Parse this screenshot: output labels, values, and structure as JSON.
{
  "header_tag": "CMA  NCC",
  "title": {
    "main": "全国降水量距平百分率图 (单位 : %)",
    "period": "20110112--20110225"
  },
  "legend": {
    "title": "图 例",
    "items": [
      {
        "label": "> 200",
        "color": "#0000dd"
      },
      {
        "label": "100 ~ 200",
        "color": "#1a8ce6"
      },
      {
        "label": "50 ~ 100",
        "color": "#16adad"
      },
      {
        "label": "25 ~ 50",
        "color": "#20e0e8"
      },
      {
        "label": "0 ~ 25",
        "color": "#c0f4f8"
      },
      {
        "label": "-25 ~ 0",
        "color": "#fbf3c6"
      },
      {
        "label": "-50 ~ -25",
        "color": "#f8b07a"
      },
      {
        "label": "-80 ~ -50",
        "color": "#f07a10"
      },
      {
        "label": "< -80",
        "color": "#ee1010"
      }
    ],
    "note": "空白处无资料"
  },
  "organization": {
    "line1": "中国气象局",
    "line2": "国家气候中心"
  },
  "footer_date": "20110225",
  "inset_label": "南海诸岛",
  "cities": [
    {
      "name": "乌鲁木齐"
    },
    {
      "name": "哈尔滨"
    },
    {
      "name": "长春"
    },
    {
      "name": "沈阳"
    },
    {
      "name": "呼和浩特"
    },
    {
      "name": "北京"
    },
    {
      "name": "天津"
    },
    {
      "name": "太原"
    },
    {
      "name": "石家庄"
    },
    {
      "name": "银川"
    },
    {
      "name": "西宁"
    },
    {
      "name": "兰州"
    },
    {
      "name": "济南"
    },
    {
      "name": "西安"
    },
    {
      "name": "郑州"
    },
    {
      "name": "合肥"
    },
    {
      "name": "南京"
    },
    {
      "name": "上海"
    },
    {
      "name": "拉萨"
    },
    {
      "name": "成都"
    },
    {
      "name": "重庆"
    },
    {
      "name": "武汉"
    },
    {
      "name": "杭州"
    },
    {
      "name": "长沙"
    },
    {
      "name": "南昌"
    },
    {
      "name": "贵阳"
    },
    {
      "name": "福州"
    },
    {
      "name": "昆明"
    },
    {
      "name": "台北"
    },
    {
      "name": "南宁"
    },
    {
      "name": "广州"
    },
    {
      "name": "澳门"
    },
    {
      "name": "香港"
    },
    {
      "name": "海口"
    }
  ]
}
◆ ◆ ◆
#### TASK GOAL:
Which lines include the word "color"? Copy every one of them.

#### REPLY TO THE TASK:
        "color": "#0000dd"
        "color": "#1a8ce6"
        "color": "#16adad"
        "color": "#20e0e8"
        "color": "#c0f4f8"
        "color": "#fbf3c6"
        "color": "#f8b07a"
        "color": "#f07a10"
        "color": "#ee1010"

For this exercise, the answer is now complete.